--- start of RECORDED DATA ---

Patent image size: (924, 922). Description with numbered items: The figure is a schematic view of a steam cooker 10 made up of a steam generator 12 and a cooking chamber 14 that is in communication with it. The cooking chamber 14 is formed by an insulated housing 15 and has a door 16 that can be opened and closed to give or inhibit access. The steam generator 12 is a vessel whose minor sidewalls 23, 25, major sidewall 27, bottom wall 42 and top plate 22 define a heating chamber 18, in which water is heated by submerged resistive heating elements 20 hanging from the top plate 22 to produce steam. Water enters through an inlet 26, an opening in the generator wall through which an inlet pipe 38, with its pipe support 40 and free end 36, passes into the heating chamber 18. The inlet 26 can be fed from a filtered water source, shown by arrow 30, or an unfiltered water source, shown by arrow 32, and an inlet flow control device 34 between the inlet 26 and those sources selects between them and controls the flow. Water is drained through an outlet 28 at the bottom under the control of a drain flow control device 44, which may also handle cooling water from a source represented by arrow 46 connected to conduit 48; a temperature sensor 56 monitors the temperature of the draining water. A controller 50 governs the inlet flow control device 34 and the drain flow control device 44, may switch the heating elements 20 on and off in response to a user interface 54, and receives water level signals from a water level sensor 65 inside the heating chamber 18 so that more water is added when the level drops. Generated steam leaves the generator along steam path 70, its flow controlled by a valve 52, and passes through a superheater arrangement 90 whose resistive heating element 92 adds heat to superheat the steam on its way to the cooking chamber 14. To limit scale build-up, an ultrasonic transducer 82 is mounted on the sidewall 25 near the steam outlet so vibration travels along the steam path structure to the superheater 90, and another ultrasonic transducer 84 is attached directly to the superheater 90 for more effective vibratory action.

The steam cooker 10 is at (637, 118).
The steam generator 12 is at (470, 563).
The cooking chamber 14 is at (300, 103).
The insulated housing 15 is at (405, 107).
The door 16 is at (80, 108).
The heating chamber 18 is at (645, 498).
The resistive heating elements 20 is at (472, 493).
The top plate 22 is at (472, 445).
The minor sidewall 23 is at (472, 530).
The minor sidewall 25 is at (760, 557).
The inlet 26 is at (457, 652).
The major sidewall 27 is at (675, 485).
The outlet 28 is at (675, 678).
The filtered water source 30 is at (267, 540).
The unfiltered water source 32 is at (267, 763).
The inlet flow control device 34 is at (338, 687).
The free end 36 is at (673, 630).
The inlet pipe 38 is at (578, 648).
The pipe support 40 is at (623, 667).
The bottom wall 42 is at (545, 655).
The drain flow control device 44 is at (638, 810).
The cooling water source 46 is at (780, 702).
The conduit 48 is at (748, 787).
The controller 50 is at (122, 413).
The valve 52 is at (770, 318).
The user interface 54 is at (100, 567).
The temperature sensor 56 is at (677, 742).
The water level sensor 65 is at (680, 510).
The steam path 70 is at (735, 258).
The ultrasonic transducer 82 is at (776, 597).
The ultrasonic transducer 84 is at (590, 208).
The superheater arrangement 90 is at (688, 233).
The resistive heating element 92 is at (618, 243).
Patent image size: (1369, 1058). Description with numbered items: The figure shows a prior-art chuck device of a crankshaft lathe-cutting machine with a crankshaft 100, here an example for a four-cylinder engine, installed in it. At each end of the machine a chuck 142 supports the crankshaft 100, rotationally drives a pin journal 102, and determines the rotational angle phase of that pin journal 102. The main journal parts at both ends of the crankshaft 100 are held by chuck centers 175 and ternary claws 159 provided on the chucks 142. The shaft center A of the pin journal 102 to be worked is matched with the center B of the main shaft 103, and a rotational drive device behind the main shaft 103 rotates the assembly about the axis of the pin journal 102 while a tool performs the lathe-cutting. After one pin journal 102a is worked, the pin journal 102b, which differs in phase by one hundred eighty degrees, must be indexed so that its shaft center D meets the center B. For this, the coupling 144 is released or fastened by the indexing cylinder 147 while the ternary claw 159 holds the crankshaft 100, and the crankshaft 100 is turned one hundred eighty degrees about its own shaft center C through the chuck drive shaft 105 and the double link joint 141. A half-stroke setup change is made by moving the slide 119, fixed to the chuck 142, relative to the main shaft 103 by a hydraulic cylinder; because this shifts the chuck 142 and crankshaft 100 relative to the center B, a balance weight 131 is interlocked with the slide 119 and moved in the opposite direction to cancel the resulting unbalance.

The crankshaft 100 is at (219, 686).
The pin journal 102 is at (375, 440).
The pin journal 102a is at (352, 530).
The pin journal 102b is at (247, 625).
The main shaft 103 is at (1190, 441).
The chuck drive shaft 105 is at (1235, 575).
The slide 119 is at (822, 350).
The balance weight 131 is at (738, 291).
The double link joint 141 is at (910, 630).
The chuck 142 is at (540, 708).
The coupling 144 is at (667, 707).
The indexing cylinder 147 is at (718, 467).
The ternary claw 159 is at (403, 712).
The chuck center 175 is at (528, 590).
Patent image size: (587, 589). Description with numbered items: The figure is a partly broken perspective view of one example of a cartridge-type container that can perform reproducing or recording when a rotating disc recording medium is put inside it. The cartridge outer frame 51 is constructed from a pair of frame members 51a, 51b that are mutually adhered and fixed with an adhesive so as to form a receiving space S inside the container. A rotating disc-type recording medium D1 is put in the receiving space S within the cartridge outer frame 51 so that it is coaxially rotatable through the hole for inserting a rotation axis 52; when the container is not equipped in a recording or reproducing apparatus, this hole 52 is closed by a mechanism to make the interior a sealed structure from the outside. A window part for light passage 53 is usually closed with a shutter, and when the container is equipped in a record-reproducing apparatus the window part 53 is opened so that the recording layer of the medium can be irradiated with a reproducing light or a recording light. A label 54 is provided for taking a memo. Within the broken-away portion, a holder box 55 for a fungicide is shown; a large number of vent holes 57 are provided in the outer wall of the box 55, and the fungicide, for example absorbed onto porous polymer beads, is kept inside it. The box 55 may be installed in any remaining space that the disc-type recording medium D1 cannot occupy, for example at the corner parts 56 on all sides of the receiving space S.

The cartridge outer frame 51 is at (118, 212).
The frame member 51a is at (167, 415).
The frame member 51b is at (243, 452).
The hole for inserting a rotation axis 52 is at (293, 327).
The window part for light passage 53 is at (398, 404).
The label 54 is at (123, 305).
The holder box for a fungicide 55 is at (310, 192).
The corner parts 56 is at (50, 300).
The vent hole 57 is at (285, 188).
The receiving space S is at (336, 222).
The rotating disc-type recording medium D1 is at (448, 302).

--- end of RECORDED DATA ---

## INSTRUCTIONS TO FOLLOW:
Extract each line in the data above that contains the word "claw".

## ANSWER TO THIS TASK:
Patent image size: (1369, 1058). Description with numbered items: The figure shows a prior-art chuck device of a crankshaft lathe-cutting machine with a crankshaft 100, here an example for a four-cylinder engine, installed in it. At each end of the machine a chuck 142 supports the crankshaft 100, rotationally drives a pin journal 102, and determines the rotational angle phase of that pin journal 102. The main journal parts at both ends of the crankshaft 100 are held by chuck centers 175 and ternary claws 159 provided on the chucks 142. The shaft center A of the pin journal 102 to be worked is matched with the center B of the main shaft 103, and a rotational drive device behind the main shaft 103 rotates the assembly about the axis of the pin journal 102 while a tool performs the lathe-cutting. After one pin journal 102a is worked, the pin journal 102b, which differs in phase by one hundred eighty degrees, must be indexed so that its shaft center D meets the center B. For this, the coupling 144 is released or fastened by the indexing cylinder 147 while the ternary claw 159 holds the crankshaft 100, and the crankshaft 100 is turned one hundred eighty degrees about its own shaft center C through the chuck drive shaft 105 and the double link joint 141. A half-stroke setup change is made by moving the slide 119, fixed to the chuck 142, relative to the main shaft 103 by a hydraulic cylinder; because this shifts the chuck 142 and crankshaft 100 relative to the center B, a balance weight 131 is interlocked with the slide 119 and moved in the opposite direction to cancel the resulting unbalance.
The ternary claw 159 is at (403, 712).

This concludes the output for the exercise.